• [Exercise requirements]:
Exactly repeat the full listing that follows.

* start *

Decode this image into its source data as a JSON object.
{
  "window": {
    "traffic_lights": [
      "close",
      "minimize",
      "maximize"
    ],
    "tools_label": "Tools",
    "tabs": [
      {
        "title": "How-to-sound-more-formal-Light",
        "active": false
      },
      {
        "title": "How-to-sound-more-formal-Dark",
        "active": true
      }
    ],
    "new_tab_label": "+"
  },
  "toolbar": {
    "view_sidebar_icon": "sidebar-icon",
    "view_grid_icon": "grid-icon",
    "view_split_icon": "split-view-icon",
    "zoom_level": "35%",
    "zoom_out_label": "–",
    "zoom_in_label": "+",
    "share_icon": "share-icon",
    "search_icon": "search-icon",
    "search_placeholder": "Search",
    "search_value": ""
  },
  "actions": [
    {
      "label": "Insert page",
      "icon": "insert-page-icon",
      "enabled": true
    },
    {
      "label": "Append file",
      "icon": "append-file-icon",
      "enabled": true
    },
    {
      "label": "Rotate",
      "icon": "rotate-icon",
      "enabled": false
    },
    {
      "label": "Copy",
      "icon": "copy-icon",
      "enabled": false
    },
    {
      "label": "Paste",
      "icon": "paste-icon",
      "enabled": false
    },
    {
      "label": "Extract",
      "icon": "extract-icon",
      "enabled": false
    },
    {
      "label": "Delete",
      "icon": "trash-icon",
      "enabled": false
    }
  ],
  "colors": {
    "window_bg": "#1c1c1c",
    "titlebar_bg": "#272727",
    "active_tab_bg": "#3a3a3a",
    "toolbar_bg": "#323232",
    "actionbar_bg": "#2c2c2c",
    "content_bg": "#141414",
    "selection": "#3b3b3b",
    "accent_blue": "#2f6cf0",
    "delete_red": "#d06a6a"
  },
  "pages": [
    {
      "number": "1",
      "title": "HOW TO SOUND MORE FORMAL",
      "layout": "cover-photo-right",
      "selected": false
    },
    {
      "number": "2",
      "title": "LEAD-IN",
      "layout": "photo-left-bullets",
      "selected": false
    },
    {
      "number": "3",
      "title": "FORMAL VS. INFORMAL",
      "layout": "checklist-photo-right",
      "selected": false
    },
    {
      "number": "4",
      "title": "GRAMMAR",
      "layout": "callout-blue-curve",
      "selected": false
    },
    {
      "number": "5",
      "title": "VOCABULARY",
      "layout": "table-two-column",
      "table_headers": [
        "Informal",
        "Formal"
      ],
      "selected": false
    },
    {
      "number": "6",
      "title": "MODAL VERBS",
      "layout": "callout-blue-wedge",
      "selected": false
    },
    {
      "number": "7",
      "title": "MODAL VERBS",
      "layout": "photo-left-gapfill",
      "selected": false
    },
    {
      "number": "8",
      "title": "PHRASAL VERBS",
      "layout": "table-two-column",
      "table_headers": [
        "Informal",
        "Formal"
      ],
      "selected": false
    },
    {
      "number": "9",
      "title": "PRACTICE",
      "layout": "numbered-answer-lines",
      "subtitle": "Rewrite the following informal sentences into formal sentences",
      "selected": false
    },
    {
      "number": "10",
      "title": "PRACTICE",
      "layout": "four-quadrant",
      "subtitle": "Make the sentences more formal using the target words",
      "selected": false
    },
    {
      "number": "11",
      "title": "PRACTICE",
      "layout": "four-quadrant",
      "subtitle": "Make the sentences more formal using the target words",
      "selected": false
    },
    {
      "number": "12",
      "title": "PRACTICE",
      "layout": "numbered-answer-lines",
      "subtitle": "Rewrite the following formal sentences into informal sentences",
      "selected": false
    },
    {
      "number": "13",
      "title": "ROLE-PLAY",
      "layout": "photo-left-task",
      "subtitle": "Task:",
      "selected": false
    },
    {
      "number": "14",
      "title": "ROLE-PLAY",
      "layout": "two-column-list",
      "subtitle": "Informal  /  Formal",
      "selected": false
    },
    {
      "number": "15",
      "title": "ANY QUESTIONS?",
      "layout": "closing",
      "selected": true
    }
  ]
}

* end *

• [Result]:
Decode this image into its source data as a JSON object.
{
  "window": {
    "traffic_lights": [
      "close",
      "minimize",
      "maximize"
    ],
    "tools_label": "Tools",
    "tabs": [
      {
        "title": "How-to-sound-more-formal-Light",
        "active": false
      },
      {
        "title": "How-to-sound-more-formal-Dark",
        "active": true
      }
    ],
    "new_tab_label": "+"
  },
  "toolbar": {
    "view_sidebar_icon": "sidebar-icon",
    "view_grid_icon": "grid-icon",
    "view_split_icon": "split-view-icon",
    "zoom_level": "35%",
    "zoom_out_label": "–",
    "zoom_in_label": "+",
    "share_icon": "share-icon",
    "search_icon": "search-icon",
    "search_placeholder": "Search",
    "search_value": ""
  },
  "actions": [
    {
      "label": "Insert page",
      "icon": "insert-page-icon",
      "enabled": true
    },
    {
      "label": "Append file",
      "icon": "append-file-icon",
      "enabled": true
    },
    {
      "label": "Rotate",
      "icon": "rotate-icon",
      "enabled": false
    },
    {
      "label": "Copy",
      "icon": "copy-icon",
      "enabled": false
    },
    {
      "label": "Paste",
      "icon": "paste-icon",
      "enabled": false
    },
    {
      "label": "Extract",
      "icon": "extract-icon",
      "enabled": false
    },
    {
      "label": "Delete",
      "icon": "trash-icon",
      "enabled": false
    }
  ],
  "colors": {
    "window_bg": "#1c1c1c",
    "titlebar_bg": "#272727",
    "active_tab_bg": "#3a3a3a",
    "toolbar_bg": "#323232",
    "actionbar_bg": "#2c2c2c",
    "content_bg": "#141414",
    "selection": "#3b3b3b",
    "accent_blue": "#2f6cf0",
    "delete_red": "#d06a6a"
  },
  "pages": [
    {
      "number": "1",
      "title": "HOW TO SOUND MORE FORMAL",
      "layout": "cover-photo-right",
      "selected": false
    },
    {
      "number": "2",
      "title": "LEAD-IN",
      "layout": "photo-left-bullets",
      "selected": false
    },
    {
      "number": "3",
      "title": "FORMAL VS. INFORMAL",
      "layout": "checklist-photo-right",
      "selected": false
    },
    {
      "number": "4",
      "title": "GRAMMAR",
      "layout": "callout-blue-curve",
      "selected": false
    },
    {
      "number": "5",
      "title": "VOCABULARY",
      "layout": "table-two-column",
      "table_headers": [
        "Informal",
        "Formal"
      ],
      "selected": false
    },
    {
      "number": "6",
      "title": "MODAL VERBS",
      "layout": "callout-blue-wedge",
      "selected": false
    },
    {
      "number": "7",
      "title": "MODAL VERBS",
      "layout": "photo-left-gapfill",
      "selected": false
    },
    {
      "number": "8",
      "title": "PHRASAL VERBS",
      "layout": "table-two-column",
      "table_headers": [
        "Informal",
        "Formal"
      ],
      "selected": false
    },
    {
      "number": "9",
      "title": "PRACTICE",
      "layout": "numbered-answer-lines",
      "subtitle": "Rewrite the following informal sentences into formal sentences",
      "selected": false
    },
    {
      "number": "10",
      "title": "PRACTICE",
      "layout": "four-quadrant",
      "subtitle": "Make the sentences more formal using the target words",
      "selected": false
    },
    {
      "number": "11",
      "title": "PRACTICE",
      "layout": "four-quadrant",
      "subtitle": "Make the sentences more formal using the target words",
      "selected": false
    },
    {
      "number": "12",
      "title": "PRACTICE",
      "layout": "numbered-answer-lines",
      "subtitle": "Rewrite the following formal sentences into informal sentences",
      "selected": false
    },
    {
      "number": "13",
      "title": "ROLE-PLAY",
      "layout": "photo-left-task",
      "subtitle": "Task:",
      "selected": false
    },
    {
      "number": "14",
      "title": "ROLE-PLAY",
      "layout": "two-column-list",
      "subtitle": "Informal  /  Formal",
      "selected": false
    },
    {
      "number": "15",
      "title": "ANY QUESTIONS?",
      "layout": "closing",
      "selected": true
    }
  ]
}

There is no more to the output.